Collected data entries:
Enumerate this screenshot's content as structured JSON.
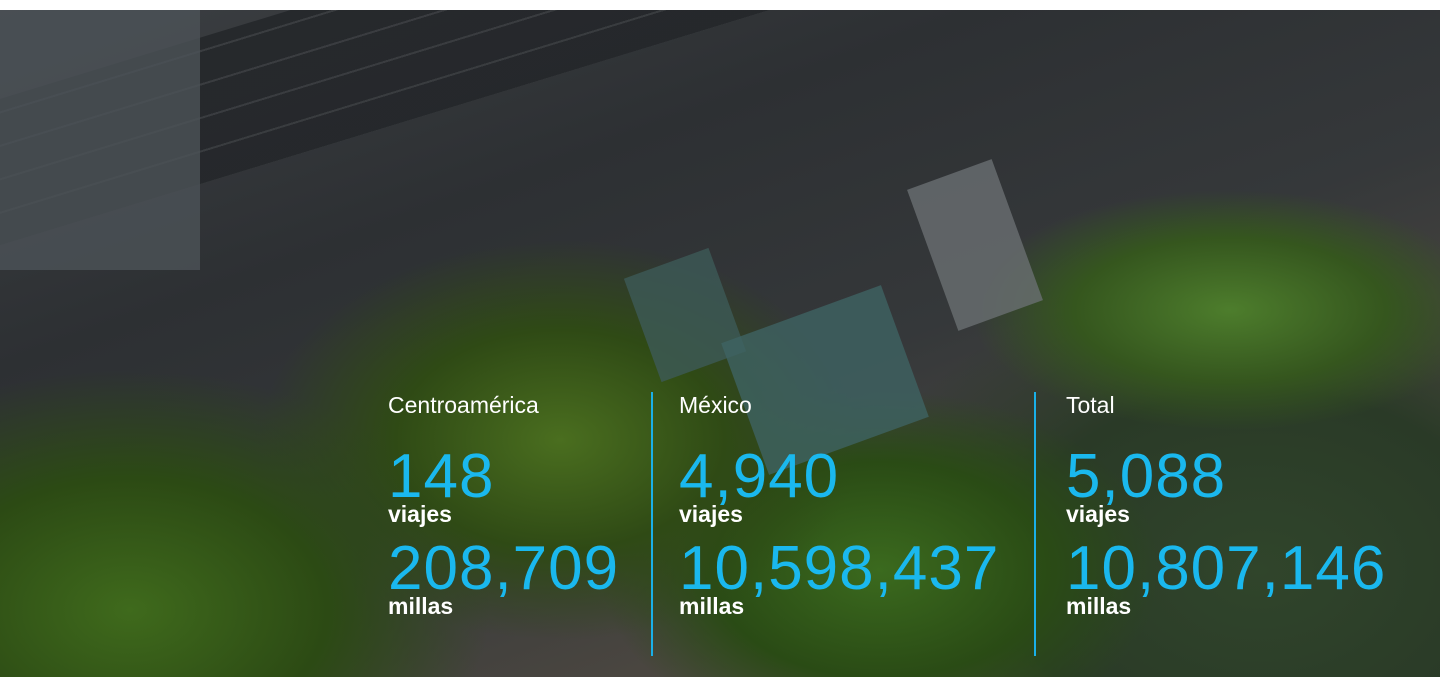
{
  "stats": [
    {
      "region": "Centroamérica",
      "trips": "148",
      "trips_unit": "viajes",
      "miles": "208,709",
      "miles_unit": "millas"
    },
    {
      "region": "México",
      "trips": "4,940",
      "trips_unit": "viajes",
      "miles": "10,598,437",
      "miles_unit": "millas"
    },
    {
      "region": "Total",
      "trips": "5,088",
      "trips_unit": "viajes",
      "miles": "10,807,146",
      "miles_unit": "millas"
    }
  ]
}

**STATED PROBLEM:** Gather each line in these records that contains the string "region".

**RESPONSE TO THIS TASK:**
      "region": "Centroamérica",
      "region": "México",
      "region": "Total",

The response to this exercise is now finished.